Repeat the data verbatim.

::::::

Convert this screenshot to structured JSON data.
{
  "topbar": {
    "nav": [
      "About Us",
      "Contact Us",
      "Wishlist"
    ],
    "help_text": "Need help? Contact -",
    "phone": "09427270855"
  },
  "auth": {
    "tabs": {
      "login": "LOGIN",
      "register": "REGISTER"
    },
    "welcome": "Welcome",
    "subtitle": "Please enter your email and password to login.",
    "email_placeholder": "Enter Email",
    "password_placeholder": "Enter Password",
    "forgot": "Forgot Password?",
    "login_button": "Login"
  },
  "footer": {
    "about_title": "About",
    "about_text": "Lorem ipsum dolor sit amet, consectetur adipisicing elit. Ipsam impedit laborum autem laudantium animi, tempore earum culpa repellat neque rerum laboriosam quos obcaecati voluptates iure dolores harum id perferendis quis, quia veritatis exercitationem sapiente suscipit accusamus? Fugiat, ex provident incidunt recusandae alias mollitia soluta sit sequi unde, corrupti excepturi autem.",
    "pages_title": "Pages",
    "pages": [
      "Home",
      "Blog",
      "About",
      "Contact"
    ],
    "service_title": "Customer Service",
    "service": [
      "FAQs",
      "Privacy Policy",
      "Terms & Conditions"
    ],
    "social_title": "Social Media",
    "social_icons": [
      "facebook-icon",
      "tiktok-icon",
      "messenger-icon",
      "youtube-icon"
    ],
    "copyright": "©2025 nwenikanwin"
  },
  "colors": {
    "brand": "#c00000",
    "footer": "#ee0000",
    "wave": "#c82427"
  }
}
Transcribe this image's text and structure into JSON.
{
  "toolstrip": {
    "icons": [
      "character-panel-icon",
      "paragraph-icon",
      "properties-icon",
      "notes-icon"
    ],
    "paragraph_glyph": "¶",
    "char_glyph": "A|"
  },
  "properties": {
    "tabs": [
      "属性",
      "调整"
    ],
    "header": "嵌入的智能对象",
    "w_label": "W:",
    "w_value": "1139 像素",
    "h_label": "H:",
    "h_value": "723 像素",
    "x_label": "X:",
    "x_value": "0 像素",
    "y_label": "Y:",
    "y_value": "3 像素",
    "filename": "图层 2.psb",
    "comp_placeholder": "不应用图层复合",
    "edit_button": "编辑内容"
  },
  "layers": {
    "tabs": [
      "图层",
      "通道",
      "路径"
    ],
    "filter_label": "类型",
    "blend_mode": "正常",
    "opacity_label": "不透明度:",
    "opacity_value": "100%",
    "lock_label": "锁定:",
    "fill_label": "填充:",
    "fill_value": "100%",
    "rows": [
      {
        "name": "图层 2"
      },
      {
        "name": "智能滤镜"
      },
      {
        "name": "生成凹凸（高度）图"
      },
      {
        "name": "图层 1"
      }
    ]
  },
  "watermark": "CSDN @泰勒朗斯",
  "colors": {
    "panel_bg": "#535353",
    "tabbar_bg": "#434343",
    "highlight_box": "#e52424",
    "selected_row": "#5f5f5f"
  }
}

::::::

Task output:
Convert this screenshot to structured JSON data.
{
  "topbar": {
    "nav": [
      "About Us",
      "Contact Us",
      "Wishlist"
    ],
    "help_text": "Need help? Contact -",
    "phone": "09427270855"
  },
  "auth": {
    "tabs": {
      "login": "LOGIN",
      "register": "REGISTER"
    },
    "welcome": "Welcome",
    "subtitle": "Please enter your email and password to login.",
    "email_placeholder": "Enter Email",
    "password_placeholder": "Enter Password",
    "forgot": "Forgot Password?",
    "login_button": "Login"
  },
  "footer": {
    "about_title": "About",
    "about_text": "Lorem ipsum dolor sit amet, consectetur adipisicing elit. Ipsam impedit laborum autem laudantium animi, tempore earum culpa repellat neque rerum laboriosam quos obcaecati voluptates iure dolores harum id perferendis quis, quia veritatis exercitationem sapiente suscipit accusamus? Fugiat, ex provident incidunt recusandae alias mollitia soluta sit sequi unde, corrupti excepturi autem.",
    "pages_title": "Pages",
    "pages": [
      "Home",
      "Blog",
      "About",
      "Contact"
    ],
    "service_title": "Customer Service",
    "service": [
      "FAQs",
      "Privacy Policy",
      "Terms & Conditions"
    ],
    "social_title": "Social Media",
    "social_icons": [
      "facebook-icon",
      "tiktok-icon",
      "messenger-icon",
      "youtube-icon"
    ],
    "copyright": "©2025 nwenikanwin"
  },
  "colors": {
    "brand": "#c00000",
    "footer": "#ee0000",
    "wave": "#c82427"
  }
}
Transcribe this image's text and structure into JSON.
{
  "toolstrip": {
    "icons": [
      "character-panel-icon",
      "paragraph-icon",
      "properties-icon",
      "notes-icon"
    ],
    "paragraph_glyph": "¶",
    "char_glyph": "A|"
  },
  "properties": {
    "tabs": [
      "属性",
      "调整"
    ],
    "header": "嵌入的智能对象",
    "w_label": "W:",
    "w_value": "1139 像素",
    "h_label": "H:",
    "h_value": "723 像素",
    "x_label": "X:",
    "x_value": "0 像素",
    "y_label": "Y:",
    "y_value": "3 像素",
    "filename": "图层 2.psb",
    "comp_placeholder": "不应用图层复合",
    "edit_button": "编辑内容"
  },
  "layers": {
    "tabs": [
      "图层",
      "通道",
      "路径"
    ],
    "filter_label": "类型",
    "blend_mode": "正常",
    "opacity_label": "不透明度:",
    "opacity_value": "100%",
    "lock_label": "锁定:",
    "fill_label": "填充:",
    "fill_value": "100%",
    "rows": [
      {
        "name": "图层 2"
      },
      {
        "name": "智能滤镜"
      },
      {
        "name": "生成凹凸（高度）图"
      },
      {
        "name": "图层 1"
      }
    ]
  },
  "watermark": "CSDN @泰勒朗斯",
  "colors": {
    "panel_bg": "#535353",
    "tabbar_bg": "#434343",
    "highlight_box": "#e52424",
    "selected_row": "#5f5f5f"
  }
}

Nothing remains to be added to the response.